##### Materials provided #####

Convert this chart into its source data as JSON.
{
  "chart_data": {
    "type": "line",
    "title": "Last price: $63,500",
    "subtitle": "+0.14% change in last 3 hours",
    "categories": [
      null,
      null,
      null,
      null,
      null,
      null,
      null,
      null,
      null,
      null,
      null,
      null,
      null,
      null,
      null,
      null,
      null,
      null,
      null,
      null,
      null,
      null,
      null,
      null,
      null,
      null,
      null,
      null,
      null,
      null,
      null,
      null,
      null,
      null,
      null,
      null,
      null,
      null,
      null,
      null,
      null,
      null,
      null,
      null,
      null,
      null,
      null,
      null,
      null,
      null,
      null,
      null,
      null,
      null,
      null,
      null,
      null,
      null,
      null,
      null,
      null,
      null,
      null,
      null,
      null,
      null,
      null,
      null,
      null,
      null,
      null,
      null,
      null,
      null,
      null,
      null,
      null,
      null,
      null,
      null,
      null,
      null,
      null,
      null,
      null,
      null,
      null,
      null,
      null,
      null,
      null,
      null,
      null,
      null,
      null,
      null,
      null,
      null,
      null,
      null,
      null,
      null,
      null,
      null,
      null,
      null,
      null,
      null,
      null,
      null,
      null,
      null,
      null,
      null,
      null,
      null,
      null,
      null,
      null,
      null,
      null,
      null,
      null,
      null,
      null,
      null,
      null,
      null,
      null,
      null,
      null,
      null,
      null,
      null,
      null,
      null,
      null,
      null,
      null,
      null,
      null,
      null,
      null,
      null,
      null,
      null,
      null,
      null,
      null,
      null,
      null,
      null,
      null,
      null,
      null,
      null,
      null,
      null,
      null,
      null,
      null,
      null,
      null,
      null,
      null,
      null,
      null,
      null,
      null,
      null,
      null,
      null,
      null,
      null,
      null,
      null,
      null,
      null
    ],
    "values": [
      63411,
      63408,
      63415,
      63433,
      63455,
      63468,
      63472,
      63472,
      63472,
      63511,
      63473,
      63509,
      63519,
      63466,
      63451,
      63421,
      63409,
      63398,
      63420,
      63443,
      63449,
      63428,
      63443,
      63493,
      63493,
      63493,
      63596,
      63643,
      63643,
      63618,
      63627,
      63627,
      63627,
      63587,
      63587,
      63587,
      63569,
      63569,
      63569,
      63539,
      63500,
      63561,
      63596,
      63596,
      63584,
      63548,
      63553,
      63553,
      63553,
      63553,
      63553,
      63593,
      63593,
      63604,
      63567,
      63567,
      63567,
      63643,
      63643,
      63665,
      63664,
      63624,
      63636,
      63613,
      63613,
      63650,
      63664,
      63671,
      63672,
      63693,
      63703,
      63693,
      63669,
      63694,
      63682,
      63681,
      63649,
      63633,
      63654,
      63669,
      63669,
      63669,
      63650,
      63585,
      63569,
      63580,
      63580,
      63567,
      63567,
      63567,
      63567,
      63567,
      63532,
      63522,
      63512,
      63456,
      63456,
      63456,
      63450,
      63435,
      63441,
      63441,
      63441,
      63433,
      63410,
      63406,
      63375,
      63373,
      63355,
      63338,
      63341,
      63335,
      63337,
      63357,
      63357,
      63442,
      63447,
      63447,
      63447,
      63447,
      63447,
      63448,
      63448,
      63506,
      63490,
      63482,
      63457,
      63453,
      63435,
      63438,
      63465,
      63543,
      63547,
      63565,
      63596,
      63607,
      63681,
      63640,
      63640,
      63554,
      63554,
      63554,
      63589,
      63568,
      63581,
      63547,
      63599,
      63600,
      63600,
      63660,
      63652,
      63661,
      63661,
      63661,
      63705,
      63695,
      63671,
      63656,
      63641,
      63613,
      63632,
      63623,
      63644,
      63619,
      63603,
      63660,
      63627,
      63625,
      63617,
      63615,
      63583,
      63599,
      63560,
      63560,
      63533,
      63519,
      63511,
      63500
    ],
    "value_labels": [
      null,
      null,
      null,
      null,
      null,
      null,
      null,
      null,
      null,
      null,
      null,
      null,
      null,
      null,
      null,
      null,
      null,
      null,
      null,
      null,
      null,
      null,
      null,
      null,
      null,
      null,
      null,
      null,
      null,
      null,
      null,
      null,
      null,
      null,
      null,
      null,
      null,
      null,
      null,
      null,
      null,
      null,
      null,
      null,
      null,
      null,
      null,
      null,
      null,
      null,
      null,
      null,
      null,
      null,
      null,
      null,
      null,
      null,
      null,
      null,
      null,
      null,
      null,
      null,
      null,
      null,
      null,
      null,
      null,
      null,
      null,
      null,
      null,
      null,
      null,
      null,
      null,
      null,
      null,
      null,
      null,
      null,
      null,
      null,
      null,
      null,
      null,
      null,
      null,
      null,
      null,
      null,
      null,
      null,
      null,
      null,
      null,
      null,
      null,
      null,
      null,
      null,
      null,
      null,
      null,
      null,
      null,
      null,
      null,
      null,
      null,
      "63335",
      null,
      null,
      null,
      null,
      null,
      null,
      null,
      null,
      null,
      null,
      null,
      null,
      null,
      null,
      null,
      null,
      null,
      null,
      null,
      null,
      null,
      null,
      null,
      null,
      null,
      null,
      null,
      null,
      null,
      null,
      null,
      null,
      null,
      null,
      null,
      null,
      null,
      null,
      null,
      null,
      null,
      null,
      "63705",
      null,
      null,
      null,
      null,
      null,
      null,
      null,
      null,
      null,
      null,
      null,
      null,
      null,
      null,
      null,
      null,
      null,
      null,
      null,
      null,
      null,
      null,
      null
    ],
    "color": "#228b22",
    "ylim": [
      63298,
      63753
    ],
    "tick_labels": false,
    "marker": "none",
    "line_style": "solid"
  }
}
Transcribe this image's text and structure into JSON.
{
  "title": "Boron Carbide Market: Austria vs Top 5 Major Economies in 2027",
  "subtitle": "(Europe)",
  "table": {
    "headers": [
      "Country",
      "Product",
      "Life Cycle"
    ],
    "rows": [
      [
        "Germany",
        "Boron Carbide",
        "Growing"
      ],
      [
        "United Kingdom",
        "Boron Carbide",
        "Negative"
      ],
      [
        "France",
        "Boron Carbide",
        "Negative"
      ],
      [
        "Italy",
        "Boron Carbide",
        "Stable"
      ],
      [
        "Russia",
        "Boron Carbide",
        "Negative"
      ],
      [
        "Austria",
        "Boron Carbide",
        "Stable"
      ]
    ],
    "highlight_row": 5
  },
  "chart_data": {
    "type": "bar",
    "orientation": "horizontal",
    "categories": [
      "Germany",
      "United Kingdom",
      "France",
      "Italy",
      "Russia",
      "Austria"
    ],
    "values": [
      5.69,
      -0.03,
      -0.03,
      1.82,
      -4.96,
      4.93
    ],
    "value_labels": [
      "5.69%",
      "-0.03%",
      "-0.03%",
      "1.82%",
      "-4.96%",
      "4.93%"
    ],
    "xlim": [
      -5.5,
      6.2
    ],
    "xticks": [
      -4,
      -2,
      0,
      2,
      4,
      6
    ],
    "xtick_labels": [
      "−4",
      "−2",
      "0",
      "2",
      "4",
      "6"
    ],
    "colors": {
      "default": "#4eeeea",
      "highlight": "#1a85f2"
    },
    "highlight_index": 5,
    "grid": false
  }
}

#####

Goal | Give back the whole listing, word for word.

Output for this exercise |
Convert this chart into its source data as JSON.
{
  "chart_data": {
    "type": "line",
    "title": "Last price: $63,500",
    "subtitle": "+0.14% change in last 3 hours",
    "categories": [
      null,
      null,
      null,
      null,
      null,
      null,
      null,
      null,
      null,
      null,
      null,
      null,
      null,
      null,
      null,
      null,
      null,
      null,
      null,
      null,
      null,
      null,
      null,
      null,
      null,
      null,
      null,
      null,
      null,
      null,
      null,
      null,
      null,
      null,
      null,
      null,
      null,
      null,
      null,
      null,
      null,
      null,
      null,
      null,
      null,
      null,
      null,
      null,
      null,
      null,
      null,
      null,
      null,
      null,
      null,
      null,
      null,
      null,
      null,
      null,
      null,
      null,
      null,
      null,
      null,
      null,
      null,
      null,
      null,
      null,
      null,
      null,
      null,
      null,
      null,
      null,
      null,
      null,
      null,
      null,
      null,
      null,
      null,
      null,
      null,
      null,
      null,
      null,
      null,
      null,
      null,
      null,
      null,
      null,
      null,
      null,
      null,
      null,
      null,
      null,
      null,
      null,
      null,
      null,
      null,
      null,
      null,
      null,
      null,
      null,
      null,
      null,
      null,
      null,
      null,
      null,
      null,
      null,
      null,
      null,
      null,
      null,
      null,
      null,
      null,
      null,
      null,
      null,
      null,
      null,
      null,
      null,
      null,
      null,
      null,
      null,
      null,
      null,
      null,
      null,
      null,
      null,
      null,
      null,
      null,
      null,
      null,
      null,
      null,
      null,
      null,
      null,
      null,
      null,
      null,
      null,
      null,
      null,
      null,
      null,
      null,
      null,
      null,
      null,
      null,
      null,
      null,
      null,
      null,
      null,
      null,
      null,
      null,
      null,
      null,
      null,
      null,
      null
    ],
    "values": [
      63411,
      63408,
      63415,
      63433,
      63455,
      63468,
      63472,
      63472,
      63472,
      63511,
      63473,
      63509,
      63519,
      63466,
      63451,
      63421,
      63409,
      63398,
      63420,
      63443,
      63449,
      63428,
      63443,
      63493,
      63493,
      63493,
      63596,
      63643,
      63643,
      63618,
      63627,
      63627,
      63627,
      63587,
      63587,
      63587,
      63569,
      63569,
      63569,
      63539,
      63500,
      63561,
      63596,
      63596,
      63584,
      63548,
      63553,
      63553,
      63553,
      63553,
      63553,
      63593,
      63593,
      63604,
      63567,
      63567,
      63567,
      63643,
      63643,
      63665,
      63664,
      63624,
      63636,
      63613,
      63613,
      63650,
      63664,
      63671,
      63672,
      63693,
      63703,
      63693,
      63669,
      63694,
      63682,
      63681,
      63649,
      63633,
      63654,
      63669,
      63669,
      63669,
      63650,
      63585,
      63569,
      63580,
      63580,
      63567,
      63567,
      63567,
      63567,
      63567,
      63532,
      63522,
      63512,
      63456,
      63456,
      63456,
      63450,
      63435,
      63441,
      63441,
      63441,
      63433,
      63410,
      63406,
      63375,
      63373,
      63355,
      63338,
      63341,
      63335,
      63337,
      63357,
      63357,
      63442,
      63447,
      63447,
      63447,
      63447,
      63447,
      63448,
      63448,
      63506,
      63490,
      63482,
      63457,
      63453,
      63435,
      63438,
      63465,
      63543,
      63547,
      63565,
      63596,
      63607,
      63681,
      63640,
      63640,
      63554,
      63554,
      63554,
      63589,
      63568,
      63581,
      63547,
      63599,
      63600,
      63600,
      63660,
      63652,
      63661,
      63661,
      63661,
      63705,
      63695,
      63671,
      63656,
      63641,
      63613,
      63632,
      63623,
      63644,
      63619,
      63603,
      63660,
      63627,
      63625,
      63617,
      63615,
      63583,
      63599,
      63560,
      63560,
      63533,
      63519,
      63511,
      63500
    ],
    "value_labels": [
      null,
      null,
      null,
      null,
      null,
      null,
      null,
      null,
      null,
      null,
      null,
      null,
      null,
      null,
      null,
      null,
      null,
      null,
      null,
      null,
      null,
      null,
      null,
      null,
      null,
      null,
      null,
      null,
      null,
      null,
      null,
      null,
      null,
      null,
      null,
      null,
      null,
      null,
      null,
      null,
      null,
      null,
      null,
      null,
      null,
      null,
      null,
      null,
      null,
      null,
      null,
      null,
      null,
      null,
      null,
      null,
      null,
      null,
      null,
      null,
      null,
      null,
      null,
      null,
      null,
      null,
      null,
      null,
      null,
      null,
      null,
      null,
      null,
      null,
      null,
      null,
      null,
      null,
      null,
      null,
      null,
      null,
      null,
      null,
      null,
      null,
      null,
      null,
      null,
      null,
      null,
      null,
      null,
      null,
      null,
      null,
      null,
      null,
      null,
      null,
      null,
      null,
      null,
      null,
      null,
      null,
      null,
      null,
      null,
      null,
      null,
      "63335",
      null,
      null,
      null,
      null,
      null,
      null,
      null,
      null,
      null,
      null,
      null,
      null,
      null,
      null,
      null,
      null,
      null,
      null,
      null,
      null,
      null,
      null,
      null,
      null,
      null,
      null,
      null,
      null,
      null,
      null,
      null,
      null,
      null,
      null,
      null,
      null,
      null,
      null,
      null,
      null,
      null,
      null,
      "63705",
      null,
      null,
      null,
      null,
      null,
      null,
      null,
      null,
      null,
      null,
      null,
      null,
      null,
      null,
      null,
      null,
      null,
      null,
      null,
      null,
      null,
      null,
      null
    ],
    "color": "#228b22",
    "ylim": [
      63298,
      63753
    ],
    "tick_labels": false,
    "marker": "none",
    "line_style": "solid"
  }
}
Transcribe this image's text and structure into JSON.
{
  "title": "Boron Carbide Market: Austria vs Top 5 Major Economies in 2027",
  "subtitle": "(Europe)",
  "table": {
    "headers": [
      "Country",
      "Product",
      "Life Cycle"
    ],
    "rows": [
      [
        "Germany",
        "Boron Carbide",
        "Growing"
      ],
      [
        "United Kingdom",
        "Boron Carbide",
        "Negative"
      ],
      [
        "France",
        "Boron Carbide",
        "Negative"
      ],
      [
        "Italy",
        "Boron Carbide",
        "Stable"
      ],
      [
        "Russia",
        "Boron Carbide",
        "Negative"
      ],
      [
        "Austria",
        "Boron Carbide",
        "Stable"
      ]
    ],
    "highlight_row": 5
  },
  "chart_data": {
    "type": "bar",
    "orientation": "horizontal",
    "categories": [
      "Germany",
      "United Kingdom",
      "France",
      "Italy",
      "Russia",
      "Austria"
    ],
    "values": [
      5.69,
      -0.03,
      -0.03,
      1.82,
      -4.96,
      4.93
    ],
    "value_labels": [
      "5.69%",
      "-0.03%",
      "-0.03%",
      "1.82%",
      "-4.96%",
      "4.93%"
    ],
    "xlim": [
      -5.5,
      6.2
    ],
    "xticks": [
      -4,
      -2,
      0,
      2,
      4,
      6
    ],
    "xtick_labels": [
      "−4",
      "−2",
      "0",
      "2",
      "4",
      "6"
    ],
    "colors": {
      "default": "#4eeeea",
      "highlight": "#1a85f2"
    },
    "highlight_index": 5,
    "grid": false
  }
}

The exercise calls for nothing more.